- [Dataset entries]:
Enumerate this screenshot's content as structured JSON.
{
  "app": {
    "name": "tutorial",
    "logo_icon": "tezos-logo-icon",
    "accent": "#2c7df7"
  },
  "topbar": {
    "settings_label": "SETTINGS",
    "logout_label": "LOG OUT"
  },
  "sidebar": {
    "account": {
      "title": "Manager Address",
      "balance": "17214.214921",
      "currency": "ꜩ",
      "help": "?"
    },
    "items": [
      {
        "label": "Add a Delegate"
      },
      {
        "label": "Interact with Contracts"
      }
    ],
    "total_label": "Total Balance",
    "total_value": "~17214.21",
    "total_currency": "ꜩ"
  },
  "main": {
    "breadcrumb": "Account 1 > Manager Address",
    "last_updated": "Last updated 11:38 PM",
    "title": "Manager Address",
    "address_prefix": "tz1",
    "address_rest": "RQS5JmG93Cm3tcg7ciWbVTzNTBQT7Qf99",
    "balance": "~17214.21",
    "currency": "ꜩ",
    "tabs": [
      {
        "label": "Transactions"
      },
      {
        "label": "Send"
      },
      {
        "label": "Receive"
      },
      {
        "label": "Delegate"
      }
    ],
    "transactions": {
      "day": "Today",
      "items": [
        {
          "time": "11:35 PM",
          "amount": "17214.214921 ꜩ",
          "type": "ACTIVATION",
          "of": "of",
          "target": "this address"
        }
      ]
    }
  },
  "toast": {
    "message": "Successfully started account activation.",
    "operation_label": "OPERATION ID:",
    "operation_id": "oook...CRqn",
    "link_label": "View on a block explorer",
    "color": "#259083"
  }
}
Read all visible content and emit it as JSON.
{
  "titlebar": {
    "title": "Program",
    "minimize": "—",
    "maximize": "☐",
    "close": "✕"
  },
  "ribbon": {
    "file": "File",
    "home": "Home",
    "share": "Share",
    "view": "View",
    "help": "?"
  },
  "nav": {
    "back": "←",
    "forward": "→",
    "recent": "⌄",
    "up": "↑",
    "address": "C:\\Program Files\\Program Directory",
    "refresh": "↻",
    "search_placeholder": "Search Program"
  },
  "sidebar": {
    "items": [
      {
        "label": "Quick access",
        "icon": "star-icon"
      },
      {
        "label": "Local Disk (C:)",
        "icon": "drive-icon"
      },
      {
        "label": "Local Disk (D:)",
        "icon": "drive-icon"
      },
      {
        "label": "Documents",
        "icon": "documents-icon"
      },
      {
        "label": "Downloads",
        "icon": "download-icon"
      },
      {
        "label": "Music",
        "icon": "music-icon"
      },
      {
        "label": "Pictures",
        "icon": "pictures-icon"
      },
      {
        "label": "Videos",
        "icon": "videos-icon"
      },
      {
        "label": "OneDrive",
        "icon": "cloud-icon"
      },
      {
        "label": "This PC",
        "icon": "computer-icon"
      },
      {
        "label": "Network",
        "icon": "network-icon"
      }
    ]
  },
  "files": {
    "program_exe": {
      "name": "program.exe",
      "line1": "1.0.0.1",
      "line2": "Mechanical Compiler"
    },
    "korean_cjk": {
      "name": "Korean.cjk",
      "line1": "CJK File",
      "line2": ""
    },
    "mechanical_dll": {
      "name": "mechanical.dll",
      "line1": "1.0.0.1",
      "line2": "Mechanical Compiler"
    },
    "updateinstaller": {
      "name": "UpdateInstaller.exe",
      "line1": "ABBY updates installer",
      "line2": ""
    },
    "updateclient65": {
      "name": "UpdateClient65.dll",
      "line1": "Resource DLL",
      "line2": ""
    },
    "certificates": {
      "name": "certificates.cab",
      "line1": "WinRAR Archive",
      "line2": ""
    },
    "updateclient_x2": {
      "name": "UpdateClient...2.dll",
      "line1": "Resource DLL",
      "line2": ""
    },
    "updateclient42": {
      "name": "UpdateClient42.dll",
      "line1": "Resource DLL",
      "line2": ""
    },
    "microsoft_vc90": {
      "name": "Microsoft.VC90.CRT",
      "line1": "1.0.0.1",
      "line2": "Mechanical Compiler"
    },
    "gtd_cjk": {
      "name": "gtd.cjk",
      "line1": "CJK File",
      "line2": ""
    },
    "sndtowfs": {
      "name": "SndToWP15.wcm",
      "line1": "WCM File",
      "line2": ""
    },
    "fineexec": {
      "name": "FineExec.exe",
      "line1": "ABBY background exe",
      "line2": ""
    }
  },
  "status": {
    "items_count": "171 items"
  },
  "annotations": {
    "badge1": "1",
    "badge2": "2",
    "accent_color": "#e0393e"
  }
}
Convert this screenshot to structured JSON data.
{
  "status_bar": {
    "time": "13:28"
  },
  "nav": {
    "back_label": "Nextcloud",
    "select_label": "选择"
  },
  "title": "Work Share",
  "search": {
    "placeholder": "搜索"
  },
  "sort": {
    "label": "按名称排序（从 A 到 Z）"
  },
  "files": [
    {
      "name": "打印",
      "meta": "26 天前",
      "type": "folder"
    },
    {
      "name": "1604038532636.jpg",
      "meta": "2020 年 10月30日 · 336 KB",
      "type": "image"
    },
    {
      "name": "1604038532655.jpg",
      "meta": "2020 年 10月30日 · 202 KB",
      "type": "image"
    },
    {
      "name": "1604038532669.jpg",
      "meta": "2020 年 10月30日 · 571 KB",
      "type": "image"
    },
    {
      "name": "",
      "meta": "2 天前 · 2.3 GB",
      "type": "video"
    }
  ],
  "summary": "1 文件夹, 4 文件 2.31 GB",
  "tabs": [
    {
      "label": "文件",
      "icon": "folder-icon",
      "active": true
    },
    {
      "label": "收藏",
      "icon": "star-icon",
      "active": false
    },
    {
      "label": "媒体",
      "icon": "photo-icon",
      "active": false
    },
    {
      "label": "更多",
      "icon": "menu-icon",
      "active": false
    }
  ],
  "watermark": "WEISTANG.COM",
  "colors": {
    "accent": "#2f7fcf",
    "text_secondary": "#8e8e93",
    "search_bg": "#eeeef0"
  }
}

- [The request]: Write every record out again, unaltered.

- [Output of the task]:
Enumerate this screenshot's content as structured JSON.
{
  "app": {
    "name": "tutorial",
    "logo_icon": "tezos-logo-icon",
    "accent": "#2c7df7"
  },
  "topbar": {
    "settings_label": "SETTINGS",
    "logout_label": "LOG OUT"
  },
  "sidebar": {
    "account": {
      "title": "Manager Address",
      "balance": "17214.214921",
      "currency": "ꜩ",
      "help": "?"
    },
    "items": [
      {
        "label": "Add a Delegate"
      },
      {
        "label": "Interact with Contracts"
      }
    ],
    "total_label": "Total Balance",
    "total_value": "~17214.21",
    "total_currency": "ꜩ"
  },
  "main": {
    "breadcrumb": "Account 1 > Manager Address",
    "last_updated": "Last updated 11:38 PM",
    "title": "Manager Address",
    "address_prefix": "tz1",
    "address_rest": "RQS5JmG93Cm3tcg7ciWbVTzNTBQT7Qf99",
    "balance": "~17214.21",
    "currency": "ꜩ",
    "tabs": [
      {
        "label": "Transactions"
      },
      {
        "label": "Send"
      },
      {
        "label": "Receive"
      },
      {
        "label": "Delegate"
      }
    ],
    "transactions": {
      "day": "Today",
      "items": [
        {
          "time": "11:35 PM",
          "amount": "17214.214921 ꜩ",
          "type": "ACTIVATION",
          "of": "of",
          "target": "this address"
        }
      ]
    }
  },
  "toast": {
    "message": "Successfully started account activation.",
    "operation_label": "OPERATION ID:",
    "operation_id": "oook...CRqn",
    "link_label": "View on a block explorer",
    "color": "#259083"
  }
}
Read all visible content and emit it as JSON.
{
  "titlebar": {
    "title": "Program",
    "minimize": "—",
    "maximize": "☐",
    "close": "✕"
  },
  "ribbon": {
    "file": "File",
    "home": "Home",
    "share": "Share",
    "view": "View",
    "help": "?"
  },
  "nav": {
    "back": "←",
    "forward": "→",
    "recent": "⌄",
    "up": "↑",
    "address": "C:\\Program Files\\Program Directory",
    "refresh": "↻",
    "search_placeholder": "Search Program"
  },
  "sidebar": {
    "items": [
      {
        "label": "Quick access",
        "icon": "star-icon"
      },
      {
        "label": "Local Disk (C:)",
        "icon": "drive-icon"
      },
      {
        "label": "Local Disk (D:)",
        "icon": "drive-icon"
      },
      {
        "label": "Documents",
        "icon": "documents-icon"
      },
      {
        "label": "Downloads",
        "icon": "download-icon"
      },
      {
        "label": "Music",
        "icon": "music-icon"
      },
      {
        "label": "Pictures",
        "icon": "pictures-icon"
      },
      {
        "label": "Videos",
        "icon": "videos-icon"
      },
      {
        "label": "OneDrive",
        "icon": "cloud-icon"
      },
      {
        "label": "This PC",
        "icon": "computer-icon"
      },
      {
        "label": "Network",
        "icon": "network-icon"
      }
    ]
  },
  "files": {
    "program_exe": {
      "name": "program.exe",
      "line1": "1.0.0.1",
      "line2": "Mechanical Compiler"
    },
    "korean_cjk": {
      "name": "Korean.cjk",
      "line1": "CJK File",
      "line2": ""
    },
    "mechanical_dll": {
      "name": "mechanical.dll",
      "line1": "1.0.0.1",
      "line2": "Mechanical Compiler"
    },
    "updateinstaller": {
      "name": "UpdateInstaller.exe",
      "line1": "ABBY updates installer",
      "line2": ""
    },
    "updateclient65": {
      "name": "UpdateClient65.dll",
      "line1": "Resource DLL",
      "line2": ""
    },
    "certificates": {
      "name": "certificates.cab",
      "line1": "WinRAR Archive",
      "line2": ""
    },
    "updateclient_x2": {
      "name": "UpdateClient...2.dll",
      "line1": "Resource DLL",
      "line2": ""
    },
    "updateclient42": {
      "name": "UpdateClient42.dll",
      "line1": "Resource DLL",
      "line2": ""
    },
    "microsoft_vc90": {
      "name": "Microsoft.VC90.CRT",
      "line1": "1.0.0.1",
      "line2": "Mechanical Compiler"
    },
    "gtd_cjk": {
      "name": "gtd.cjk",
      "line1": "CJK File",
      "line2": ""
    },
    "sndtowfs": {
      "name": "SndToWP15.wcm",
      "line1": "WCM File",
      "line2": ""
    },
    "fineexec": {
      "name": "FineExec.exe",
      "line1": "ABBY background exe",
      "line2": ""
    }
  },
  "status": {
    "items_count": "171 items"
  },
  "annotations": {
    "badge1": "1",
    "badge2": "2",
    "accent_color": "#e0393e"
  }
}
Convert this screenshot to structured JSON data.
{
  "status_bar": {
    "time": "13:28"
  },
  "nav": {
    "back_label": "Nextcloud",
    "select_label": "选择"
  },
  "title": "Work Share",
  "search": {
    "placeholder": "搜索"
  },
  "sort": {
    "label": "按名称排序（从 A 到 Z）"
  },
  "files": [
    {
      "name": "打印",
      "meta": "26 天前",
      "type": "folder"
    },
    {
      "name": "1604038532636.jpg",
      "meta": "2020 年 10月30日 · 336 KB",
      "type": "image"
    },
    {
      "name": "1604038532655.jpg",
      "meta": "2020 年 10月30日 · 202 KB",
      "type": "image"
    },
    {
      "name": "1604038532669.jpg",
      "meta": "2020 年 10月30日 · 571 KB",
      "type": "image"
    },
    {
      "name": "",
      "meta": "2 天前 · 2.3 GB",
      "type": "video"
    }
  ],
  "summary": "1 文件夹, 4 文件 2.31 GB",
  "tabs": [
    {
      "label": "文件",
      "icon": "folder-icon",
      "active": true
    },
    {
      "label": "收藏",
      "icon": "star-icon",
      "active": false
    },
    {
      "label": "媒体",
      "icon": "photo-icon",
      "active": false
    },
    {
      "label": "更多",
      "icon": "menu-icon",
      "active": false
    }
  ],
  "watermark": "WEISTANG.COM",
  "colors": {
    "accent": "#2f7fcf",
    "text_secondary": "#8e8e93",
    "search_bg": "#eeeef0"
  }
}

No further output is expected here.